▶ **Excerpted data**:
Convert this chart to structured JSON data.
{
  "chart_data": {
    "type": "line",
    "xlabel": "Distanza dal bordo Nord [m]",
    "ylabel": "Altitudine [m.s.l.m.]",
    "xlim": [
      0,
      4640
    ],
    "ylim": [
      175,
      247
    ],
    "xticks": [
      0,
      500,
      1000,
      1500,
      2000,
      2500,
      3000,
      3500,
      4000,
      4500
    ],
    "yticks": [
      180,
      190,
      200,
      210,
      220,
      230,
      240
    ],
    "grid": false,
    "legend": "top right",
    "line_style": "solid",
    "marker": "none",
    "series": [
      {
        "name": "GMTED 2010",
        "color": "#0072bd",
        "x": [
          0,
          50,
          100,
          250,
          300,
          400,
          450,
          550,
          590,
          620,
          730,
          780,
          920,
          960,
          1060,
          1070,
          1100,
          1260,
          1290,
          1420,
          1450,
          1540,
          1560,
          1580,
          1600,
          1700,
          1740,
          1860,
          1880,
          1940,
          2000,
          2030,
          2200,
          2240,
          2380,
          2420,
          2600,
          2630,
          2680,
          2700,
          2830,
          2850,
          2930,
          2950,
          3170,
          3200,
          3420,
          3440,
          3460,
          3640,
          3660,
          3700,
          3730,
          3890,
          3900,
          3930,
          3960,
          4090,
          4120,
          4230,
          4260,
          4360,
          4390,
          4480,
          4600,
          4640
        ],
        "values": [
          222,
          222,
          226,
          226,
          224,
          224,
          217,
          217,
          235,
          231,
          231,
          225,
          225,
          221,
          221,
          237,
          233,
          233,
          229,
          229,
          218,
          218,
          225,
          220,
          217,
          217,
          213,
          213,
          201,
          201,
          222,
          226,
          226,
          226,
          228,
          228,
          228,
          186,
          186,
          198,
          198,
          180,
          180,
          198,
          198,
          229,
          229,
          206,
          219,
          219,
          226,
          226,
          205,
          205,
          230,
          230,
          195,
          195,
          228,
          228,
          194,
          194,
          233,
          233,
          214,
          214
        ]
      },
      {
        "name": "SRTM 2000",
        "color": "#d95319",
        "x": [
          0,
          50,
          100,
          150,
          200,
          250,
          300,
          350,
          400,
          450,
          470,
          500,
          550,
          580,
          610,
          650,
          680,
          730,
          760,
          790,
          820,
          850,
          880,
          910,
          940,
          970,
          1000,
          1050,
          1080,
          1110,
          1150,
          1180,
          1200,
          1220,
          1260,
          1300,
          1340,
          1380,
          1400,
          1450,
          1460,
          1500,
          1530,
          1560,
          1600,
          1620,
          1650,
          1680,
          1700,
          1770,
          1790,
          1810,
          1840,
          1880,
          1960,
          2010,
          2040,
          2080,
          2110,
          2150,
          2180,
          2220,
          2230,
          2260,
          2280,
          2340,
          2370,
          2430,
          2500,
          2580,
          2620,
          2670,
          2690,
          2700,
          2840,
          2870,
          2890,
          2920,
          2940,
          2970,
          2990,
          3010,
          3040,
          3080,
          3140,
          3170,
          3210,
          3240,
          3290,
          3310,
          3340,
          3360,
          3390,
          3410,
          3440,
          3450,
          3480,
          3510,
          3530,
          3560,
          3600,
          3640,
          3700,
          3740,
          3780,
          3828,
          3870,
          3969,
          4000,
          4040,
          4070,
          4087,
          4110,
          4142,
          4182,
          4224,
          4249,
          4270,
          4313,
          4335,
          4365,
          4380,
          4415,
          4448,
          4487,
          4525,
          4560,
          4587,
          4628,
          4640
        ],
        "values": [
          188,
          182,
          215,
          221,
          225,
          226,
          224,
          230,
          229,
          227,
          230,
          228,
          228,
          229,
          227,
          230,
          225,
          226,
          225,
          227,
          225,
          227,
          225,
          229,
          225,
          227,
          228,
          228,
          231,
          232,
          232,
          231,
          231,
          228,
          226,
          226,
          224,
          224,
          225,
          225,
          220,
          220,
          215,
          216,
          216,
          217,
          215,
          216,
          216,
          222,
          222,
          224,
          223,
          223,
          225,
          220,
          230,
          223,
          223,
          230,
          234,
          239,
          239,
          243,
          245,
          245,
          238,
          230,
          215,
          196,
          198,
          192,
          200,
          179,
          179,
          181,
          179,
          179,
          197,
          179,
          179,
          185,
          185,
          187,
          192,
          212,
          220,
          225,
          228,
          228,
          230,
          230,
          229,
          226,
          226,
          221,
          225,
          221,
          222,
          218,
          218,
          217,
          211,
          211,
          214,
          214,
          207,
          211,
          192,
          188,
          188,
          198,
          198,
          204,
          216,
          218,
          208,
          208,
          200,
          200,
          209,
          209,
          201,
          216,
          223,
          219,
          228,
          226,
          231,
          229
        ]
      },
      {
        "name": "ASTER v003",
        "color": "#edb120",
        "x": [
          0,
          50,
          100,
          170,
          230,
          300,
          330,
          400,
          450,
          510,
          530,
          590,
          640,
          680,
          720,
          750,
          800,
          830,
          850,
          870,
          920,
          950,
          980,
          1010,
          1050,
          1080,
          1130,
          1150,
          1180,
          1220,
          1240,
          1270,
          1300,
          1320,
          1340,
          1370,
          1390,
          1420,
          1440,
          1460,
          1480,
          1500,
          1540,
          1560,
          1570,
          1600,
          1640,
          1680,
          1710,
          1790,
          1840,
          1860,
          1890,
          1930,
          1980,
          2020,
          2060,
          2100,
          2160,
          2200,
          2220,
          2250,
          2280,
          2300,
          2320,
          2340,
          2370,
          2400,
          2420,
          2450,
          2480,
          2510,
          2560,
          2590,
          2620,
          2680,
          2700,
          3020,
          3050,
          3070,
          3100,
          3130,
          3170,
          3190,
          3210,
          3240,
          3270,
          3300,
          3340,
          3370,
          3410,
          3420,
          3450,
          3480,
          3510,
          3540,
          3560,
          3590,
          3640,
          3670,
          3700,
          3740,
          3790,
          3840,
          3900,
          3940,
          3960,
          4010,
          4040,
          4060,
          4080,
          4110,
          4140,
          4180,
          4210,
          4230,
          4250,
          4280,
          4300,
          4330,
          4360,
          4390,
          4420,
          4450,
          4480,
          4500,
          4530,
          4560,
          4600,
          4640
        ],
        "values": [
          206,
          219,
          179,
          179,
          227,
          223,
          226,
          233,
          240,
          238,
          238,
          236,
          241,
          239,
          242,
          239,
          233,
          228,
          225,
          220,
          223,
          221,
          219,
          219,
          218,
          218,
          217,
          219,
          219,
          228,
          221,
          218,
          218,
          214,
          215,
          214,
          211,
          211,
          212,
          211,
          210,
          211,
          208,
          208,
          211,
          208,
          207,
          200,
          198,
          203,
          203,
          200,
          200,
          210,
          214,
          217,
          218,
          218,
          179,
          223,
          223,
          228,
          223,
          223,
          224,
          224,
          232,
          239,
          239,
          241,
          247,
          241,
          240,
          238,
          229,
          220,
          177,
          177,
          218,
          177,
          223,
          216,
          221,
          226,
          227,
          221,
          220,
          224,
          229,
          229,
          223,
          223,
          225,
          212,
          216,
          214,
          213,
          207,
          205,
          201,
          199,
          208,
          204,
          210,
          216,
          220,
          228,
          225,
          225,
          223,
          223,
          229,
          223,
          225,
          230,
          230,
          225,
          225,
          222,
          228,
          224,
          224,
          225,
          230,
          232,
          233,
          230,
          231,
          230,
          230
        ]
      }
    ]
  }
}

▶ **Task statement**: What is the number of lines in the listing that include the word "name"? Give that number and nothing else.

▶ **Written answer**: 3